▶ [TASK STATEMENT] Copy every line of the records below that holds the word "chand".

(Stored records)
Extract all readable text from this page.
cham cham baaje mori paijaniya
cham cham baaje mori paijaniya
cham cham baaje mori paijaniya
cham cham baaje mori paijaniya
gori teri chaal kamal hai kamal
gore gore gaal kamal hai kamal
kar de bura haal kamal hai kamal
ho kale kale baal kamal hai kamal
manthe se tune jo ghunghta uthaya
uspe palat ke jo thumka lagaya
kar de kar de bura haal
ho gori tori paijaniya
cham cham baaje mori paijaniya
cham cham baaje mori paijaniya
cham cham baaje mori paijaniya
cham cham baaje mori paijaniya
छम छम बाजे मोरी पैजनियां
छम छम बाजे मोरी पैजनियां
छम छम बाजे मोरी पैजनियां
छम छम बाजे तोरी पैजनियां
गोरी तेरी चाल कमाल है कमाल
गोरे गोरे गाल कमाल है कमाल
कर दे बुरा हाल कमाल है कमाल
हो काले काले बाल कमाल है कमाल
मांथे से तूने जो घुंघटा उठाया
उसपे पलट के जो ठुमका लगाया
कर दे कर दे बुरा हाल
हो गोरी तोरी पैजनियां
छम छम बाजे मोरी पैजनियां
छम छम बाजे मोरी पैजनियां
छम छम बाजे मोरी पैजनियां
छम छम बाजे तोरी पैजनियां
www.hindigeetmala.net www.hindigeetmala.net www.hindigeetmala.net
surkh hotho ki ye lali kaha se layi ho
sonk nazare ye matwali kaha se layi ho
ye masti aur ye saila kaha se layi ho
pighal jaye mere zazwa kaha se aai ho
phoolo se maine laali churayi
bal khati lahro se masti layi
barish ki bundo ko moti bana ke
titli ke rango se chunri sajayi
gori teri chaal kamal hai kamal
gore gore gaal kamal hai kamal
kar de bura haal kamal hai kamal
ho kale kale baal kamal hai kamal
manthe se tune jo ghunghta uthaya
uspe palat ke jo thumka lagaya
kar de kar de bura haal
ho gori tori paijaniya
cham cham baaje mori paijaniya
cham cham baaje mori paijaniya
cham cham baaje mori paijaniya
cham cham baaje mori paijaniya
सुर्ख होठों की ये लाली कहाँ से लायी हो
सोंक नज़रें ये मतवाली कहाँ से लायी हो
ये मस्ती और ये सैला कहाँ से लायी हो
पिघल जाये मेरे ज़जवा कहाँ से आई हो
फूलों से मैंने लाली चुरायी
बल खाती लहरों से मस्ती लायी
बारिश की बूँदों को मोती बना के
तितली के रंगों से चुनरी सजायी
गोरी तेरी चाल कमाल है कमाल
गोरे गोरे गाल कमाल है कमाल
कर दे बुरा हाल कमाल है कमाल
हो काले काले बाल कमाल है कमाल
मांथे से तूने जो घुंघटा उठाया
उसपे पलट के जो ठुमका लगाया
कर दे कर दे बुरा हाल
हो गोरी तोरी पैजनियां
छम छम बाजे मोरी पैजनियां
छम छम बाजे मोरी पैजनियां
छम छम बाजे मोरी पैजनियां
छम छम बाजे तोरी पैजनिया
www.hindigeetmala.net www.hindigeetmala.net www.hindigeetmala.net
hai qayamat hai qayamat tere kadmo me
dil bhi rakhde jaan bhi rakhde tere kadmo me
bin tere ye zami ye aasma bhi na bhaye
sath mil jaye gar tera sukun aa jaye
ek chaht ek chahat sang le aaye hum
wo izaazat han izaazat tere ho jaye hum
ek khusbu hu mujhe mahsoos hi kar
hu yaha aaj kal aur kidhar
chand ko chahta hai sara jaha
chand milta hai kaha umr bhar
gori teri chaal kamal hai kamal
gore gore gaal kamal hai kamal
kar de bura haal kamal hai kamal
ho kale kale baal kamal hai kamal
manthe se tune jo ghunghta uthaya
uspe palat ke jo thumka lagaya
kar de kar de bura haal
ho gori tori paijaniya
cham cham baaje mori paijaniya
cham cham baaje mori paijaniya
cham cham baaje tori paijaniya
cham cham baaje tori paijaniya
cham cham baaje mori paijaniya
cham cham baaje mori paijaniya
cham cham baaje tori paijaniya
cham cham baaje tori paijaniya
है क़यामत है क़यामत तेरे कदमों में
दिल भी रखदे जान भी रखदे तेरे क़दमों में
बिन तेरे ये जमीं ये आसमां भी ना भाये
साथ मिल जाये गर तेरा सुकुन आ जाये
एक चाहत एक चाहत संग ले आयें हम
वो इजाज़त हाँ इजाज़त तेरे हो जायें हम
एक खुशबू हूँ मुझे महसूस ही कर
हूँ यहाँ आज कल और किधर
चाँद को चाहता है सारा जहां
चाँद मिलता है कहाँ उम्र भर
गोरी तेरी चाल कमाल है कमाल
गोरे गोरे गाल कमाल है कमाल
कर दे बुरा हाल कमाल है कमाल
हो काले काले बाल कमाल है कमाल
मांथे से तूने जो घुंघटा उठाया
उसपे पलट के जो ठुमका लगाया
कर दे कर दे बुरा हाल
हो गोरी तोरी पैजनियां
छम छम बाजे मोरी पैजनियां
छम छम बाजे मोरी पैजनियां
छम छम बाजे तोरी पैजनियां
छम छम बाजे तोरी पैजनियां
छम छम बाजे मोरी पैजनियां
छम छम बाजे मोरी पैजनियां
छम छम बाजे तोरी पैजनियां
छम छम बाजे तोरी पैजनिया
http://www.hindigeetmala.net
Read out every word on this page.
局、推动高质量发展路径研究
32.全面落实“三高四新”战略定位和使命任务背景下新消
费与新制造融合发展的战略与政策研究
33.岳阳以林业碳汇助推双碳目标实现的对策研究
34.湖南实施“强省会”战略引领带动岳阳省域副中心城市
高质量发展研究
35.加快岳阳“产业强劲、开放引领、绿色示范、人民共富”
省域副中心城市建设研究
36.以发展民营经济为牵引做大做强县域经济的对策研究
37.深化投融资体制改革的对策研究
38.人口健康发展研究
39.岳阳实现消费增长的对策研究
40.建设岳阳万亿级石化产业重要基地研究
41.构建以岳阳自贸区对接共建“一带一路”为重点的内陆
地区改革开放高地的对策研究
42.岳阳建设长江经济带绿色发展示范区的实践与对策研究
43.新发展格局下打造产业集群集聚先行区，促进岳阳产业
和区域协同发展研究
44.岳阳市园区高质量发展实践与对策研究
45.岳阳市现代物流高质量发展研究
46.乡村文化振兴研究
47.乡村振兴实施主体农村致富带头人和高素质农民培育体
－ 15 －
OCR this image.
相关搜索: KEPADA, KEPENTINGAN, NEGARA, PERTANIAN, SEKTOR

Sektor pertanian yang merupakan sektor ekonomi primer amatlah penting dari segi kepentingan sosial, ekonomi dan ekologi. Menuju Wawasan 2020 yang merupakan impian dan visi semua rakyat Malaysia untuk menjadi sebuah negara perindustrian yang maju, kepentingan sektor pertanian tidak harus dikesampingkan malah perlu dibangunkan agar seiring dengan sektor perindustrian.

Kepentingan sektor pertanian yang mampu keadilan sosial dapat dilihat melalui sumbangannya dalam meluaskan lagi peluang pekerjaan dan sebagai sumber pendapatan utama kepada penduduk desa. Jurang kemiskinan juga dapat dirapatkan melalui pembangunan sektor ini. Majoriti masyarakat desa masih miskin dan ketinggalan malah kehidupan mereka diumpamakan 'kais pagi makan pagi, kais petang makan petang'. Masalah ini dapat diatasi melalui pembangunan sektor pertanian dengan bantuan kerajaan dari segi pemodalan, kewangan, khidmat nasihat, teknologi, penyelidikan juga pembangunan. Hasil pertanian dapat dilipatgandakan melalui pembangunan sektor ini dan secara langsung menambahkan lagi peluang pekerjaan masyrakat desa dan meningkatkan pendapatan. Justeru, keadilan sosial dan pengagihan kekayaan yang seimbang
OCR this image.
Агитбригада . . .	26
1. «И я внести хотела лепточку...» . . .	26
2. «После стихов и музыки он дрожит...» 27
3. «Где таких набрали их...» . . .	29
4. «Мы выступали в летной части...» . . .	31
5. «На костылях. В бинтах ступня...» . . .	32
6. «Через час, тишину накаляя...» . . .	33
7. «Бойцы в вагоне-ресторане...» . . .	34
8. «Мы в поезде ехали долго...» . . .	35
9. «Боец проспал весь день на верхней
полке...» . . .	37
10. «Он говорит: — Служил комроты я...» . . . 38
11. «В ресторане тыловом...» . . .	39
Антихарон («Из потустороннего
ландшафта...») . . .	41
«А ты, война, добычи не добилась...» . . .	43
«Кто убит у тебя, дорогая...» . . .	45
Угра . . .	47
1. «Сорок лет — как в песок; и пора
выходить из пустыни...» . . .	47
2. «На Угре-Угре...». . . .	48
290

▶ [SOLUTION]
chand ko chahta hai sara jaha
chand milta hai kaha umr bhar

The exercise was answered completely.